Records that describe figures

◇ ◇ ◇ ◇ ◇ ◇ ◇

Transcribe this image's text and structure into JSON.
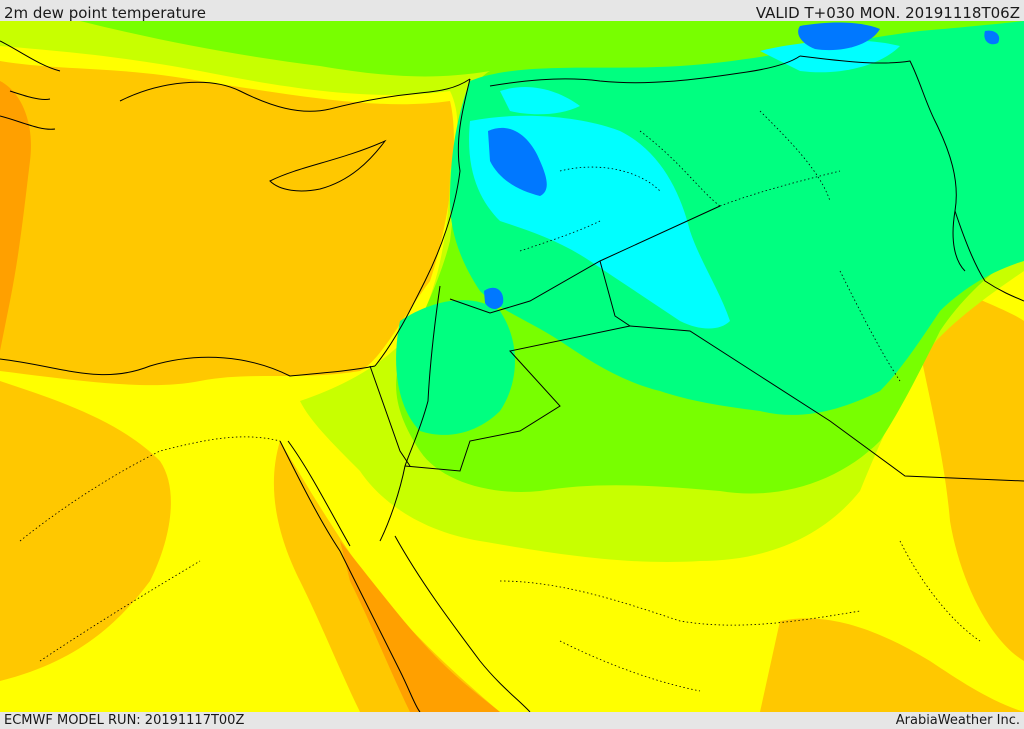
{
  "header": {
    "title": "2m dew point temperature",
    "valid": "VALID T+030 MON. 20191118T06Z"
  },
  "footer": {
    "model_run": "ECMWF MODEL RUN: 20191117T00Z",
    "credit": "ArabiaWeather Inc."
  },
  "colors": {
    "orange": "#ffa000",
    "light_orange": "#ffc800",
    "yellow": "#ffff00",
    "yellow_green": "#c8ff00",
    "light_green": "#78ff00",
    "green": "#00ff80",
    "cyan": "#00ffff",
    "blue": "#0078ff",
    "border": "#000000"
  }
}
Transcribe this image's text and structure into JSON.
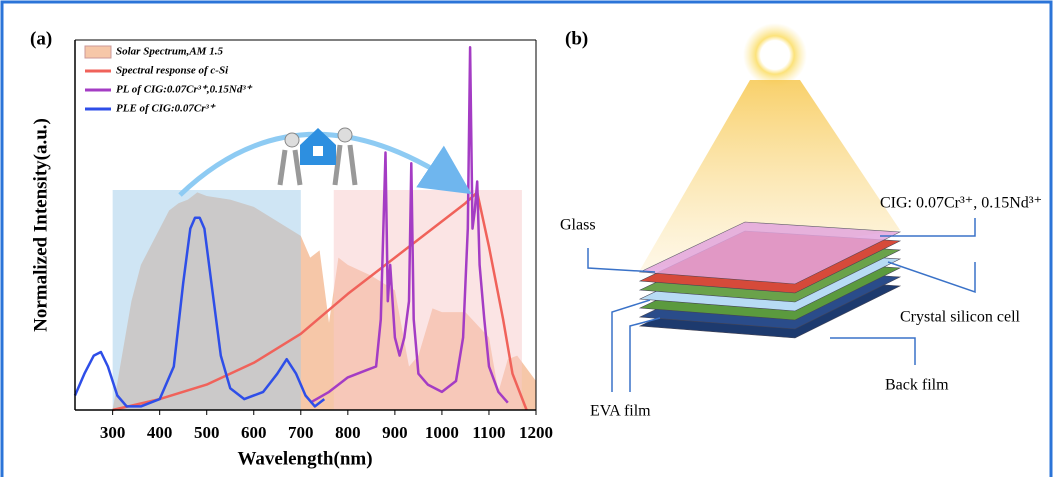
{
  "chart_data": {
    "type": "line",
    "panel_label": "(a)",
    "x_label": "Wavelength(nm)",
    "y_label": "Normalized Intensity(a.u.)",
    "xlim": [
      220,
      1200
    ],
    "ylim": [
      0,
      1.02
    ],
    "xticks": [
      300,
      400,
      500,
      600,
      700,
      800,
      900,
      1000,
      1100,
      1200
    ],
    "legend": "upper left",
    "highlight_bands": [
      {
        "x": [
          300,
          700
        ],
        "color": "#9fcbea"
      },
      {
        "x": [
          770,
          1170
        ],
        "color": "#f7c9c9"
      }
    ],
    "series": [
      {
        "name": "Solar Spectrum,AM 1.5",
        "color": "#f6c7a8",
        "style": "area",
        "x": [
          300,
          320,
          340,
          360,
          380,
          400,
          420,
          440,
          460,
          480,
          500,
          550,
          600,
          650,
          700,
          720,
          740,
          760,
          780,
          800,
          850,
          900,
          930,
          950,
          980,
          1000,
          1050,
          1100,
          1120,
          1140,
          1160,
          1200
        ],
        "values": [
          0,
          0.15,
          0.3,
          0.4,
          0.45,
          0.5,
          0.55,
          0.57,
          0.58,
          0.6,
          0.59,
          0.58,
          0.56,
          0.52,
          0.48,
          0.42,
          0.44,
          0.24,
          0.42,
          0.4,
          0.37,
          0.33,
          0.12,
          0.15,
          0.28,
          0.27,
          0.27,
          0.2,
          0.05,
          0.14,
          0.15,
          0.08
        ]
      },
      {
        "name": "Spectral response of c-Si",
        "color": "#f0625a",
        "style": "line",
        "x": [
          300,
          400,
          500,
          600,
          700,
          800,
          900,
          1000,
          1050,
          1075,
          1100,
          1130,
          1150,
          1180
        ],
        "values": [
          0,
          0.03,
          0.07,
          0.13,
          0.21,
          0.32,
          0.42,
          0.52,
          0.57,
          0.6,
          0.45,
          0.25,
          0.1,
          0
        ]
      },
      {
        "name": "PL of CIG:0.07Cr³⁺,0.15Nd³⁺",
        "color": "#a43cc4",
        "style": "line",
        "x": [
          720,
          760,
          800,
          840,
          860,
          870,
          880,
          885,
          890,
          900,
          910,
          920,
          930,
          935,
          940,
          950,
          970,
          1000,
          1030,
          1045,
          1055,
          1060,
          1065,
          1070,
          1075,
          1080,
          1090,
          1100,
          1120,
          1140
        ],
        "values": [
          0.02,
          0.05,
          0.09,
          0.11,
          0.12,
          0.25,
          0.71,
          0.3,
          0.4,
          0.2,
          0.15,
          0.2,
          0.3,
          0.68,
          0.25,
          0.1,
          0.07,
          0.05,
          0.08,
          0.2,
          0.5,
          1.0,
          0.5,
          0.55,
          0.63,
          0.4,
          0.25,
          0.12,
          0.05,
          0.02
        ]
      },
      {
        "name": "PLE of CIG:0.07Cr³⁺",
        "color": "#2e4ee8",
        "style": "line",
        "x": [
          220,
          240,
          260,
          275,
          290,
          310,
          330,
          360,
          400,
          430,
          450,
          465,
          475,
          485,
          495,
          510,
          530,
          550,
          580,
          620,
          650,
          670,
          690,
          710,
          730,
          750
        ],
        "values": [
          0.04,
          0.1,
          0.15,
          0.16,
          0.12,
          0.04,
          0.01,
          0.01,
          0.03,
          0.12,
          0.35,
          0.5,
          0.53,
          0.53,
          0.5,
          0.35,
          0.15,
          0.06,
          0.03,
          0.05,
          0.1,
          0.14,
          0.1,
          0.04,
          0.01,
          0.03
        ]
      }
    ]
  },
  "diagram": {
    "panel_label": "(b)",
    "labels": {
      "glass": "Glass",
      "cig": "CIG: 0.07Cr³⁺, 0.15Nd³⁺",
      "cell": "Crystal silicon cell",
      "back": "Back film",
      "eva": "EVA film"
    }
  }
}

◇ ◇ ◇ ◇ ◇ ◇ ◇

> What you are asked to do
Repeat all the data as it stands, dropping any images it holds.

> Response for this exercise
Transcribe this image's text and structure into JSON.
{
  "header": {
    "title": "2m dew point temperature",
    "valid": "VALID T+030 MON. 20191118T06Z"
  },
  "footer": {
    "model_run": "ECMWF MODEL RUN: 20191117T00Z",
    "credit": "ArabiaWeather Inc."
  },
  "colors": {
    "orange": "#ffa000",
    "light_orange": "#ffc800",
    "yellow": "#ffff00",
    "yellow_green": "#c8ff00",
    "light_green": "#78ff00",
    "green": "#00ff80",
    "cyan": "#00ffff",
    "blue": "#0078ff",
    "border": "#000000"
  }
}
Transcribe this image's text and structure into JSON.
{
  "chart_data": {
    "type": "line",
    "panel_label": "(a)",
    "x_label": "Wavelength(nm)",
    "y_label": "Normalized Intensity(a.u.)",
    "xlim": [
      220,
      1200
    ],
    "ylim": [
      0,
      1.02
    ],
    "xticks": [
      300,
      400,
      500,
      600,
      700,
      800,
      900,
      1000,
      1100,
      1200
    ],
    "legend": "upper left",
    "highlight_bands": [
      {
        "x": [
          300,
          700
        ],
        "color": "#9fcbea"
      },
      {
        "x": [
          770,
          1170
        ],
        "color": "#f7c9c9"
      }
    ],
    "series": [
      {
        "name": "Solar Spectrum,AM 1.5",
        "color": "#f6c7a8",
        "style": "area",
        "x": [
          300,
          320,
          340,
          360,
          380,
          400,
          420,
          440,
          460,
          480,
          500,
          550,
          600,
          650,
          700,
          720,
          740,
          760,
          780,
          800,
          850,
          900,
          930,
          950,
          980,
          1000,
          1050,
          1100,
          1120,
          1140,
          1160,
          1200
        ],
        "values": [
          0,
          0.15,
          0.3,
          0.4,
          0.45,
          0.5,
          0.55,
          0.57,
          0.58,
          0.6,
          0.59,
          0.58,
          0.56,
          0.52,
          0.48,
          0.42,
          0.44,
          0.24,
          0.42,
          0.4,
          0.37,
          0.33,
          0.12,
          0.15,
          0.28,
          0.27,
          0.27,
          0.2,
          0.05,
          0.14,
          0.15,
          0.08
        ]
      },
      {
        "name": "Spectral response of c-Si",
        "color": "#f0625a",
        "style": "line",
        "x": [
          300,
          400,
          500,
          600,
          700,
          800,
          900,
          1000,
          1050,
          1075,
          1100,
          1130,
          1150,
          1180
        ],
        "values": [
          0,
          0.03,
          0.07,
          0.13,
          0.21,
          0.32,
          0.42,
          0.52,
          0.57,
          0.6,
          0.45,
          0.25,
          0.1,
          0
        ]
      },
      {
        "name": "PL of CIG:0.07Cr³⁺,0.15Nd³⁺",
        "color": "#a43cc4",
        "style": "line",
        "x": [
          720,
          760,
          800,
          840,
          860,
          870,
          880,
          885,
          890,
          900,
          910,
          920,
          930,
          935,
          940,
          950,
          970,
          1000,
          1030,
          1045,
          1055,
          1060,
          1065,
          1070,
          1075,
          1080,
          1090,
          1100,
          1120,
          1140
        ],
        "values": [
          0.02,
          0.05,
          0.09,
          0.11,
          0.12,
          0.25,
          0.71,
          0.3,
          0.4,
          0.2,
          0.15,
          0.2,
          0.3,
          0.68,
          0.25,
          0.1,
          0.07,
          0.05,
          0.08,
          0.2,
          0.5,
          1.0,
          0.5,
          0.55,
          0.63,
          0.4,
          0.25,
          0.12,
          0.05,
          0.02
        ]
      },
      {
        "name": "PLE of CIG:0.07Cr³⁺",
        "color": "#2e4ee8",
        "style": "line",
        "x": [
          220,
          240,
          260,
          275,
          290,
          310,
          330,
          360,
          400,
          430,
          450,
          465,
          475,
          485,
          495,
          510,
          530,
          550,
          580,
          620,
          650,
          670,
          690,
          710,
          730,
          750
        ],
        "values": [
          0.04,
          0.1,
          0.15,
          0.16,
          0.12,
          0.04,
          0.01,
          0.01,
          0.03,
          0.12,
          0.35,
          0.5,
          0.53,
          0.53,
          0.5,
          0.35,
          0.15,
          0.06,
          0.03,
          0.05,
          0.1,
          0.14,
          0.1,
          0.04,
          0.01,
          0.03
        ]
      }
    ]
  },
  "diagram": {
    "panel_label": "(b)",
    "labels": {
      "glass": "Glass",
      "cig": "CIG: 0.07Cr³⁺, 0.15Nd³⁺",
      "cell": "Crystal silicon cell",
      "back": "Back film",
      "eva": "EVA film"
    }
  }
}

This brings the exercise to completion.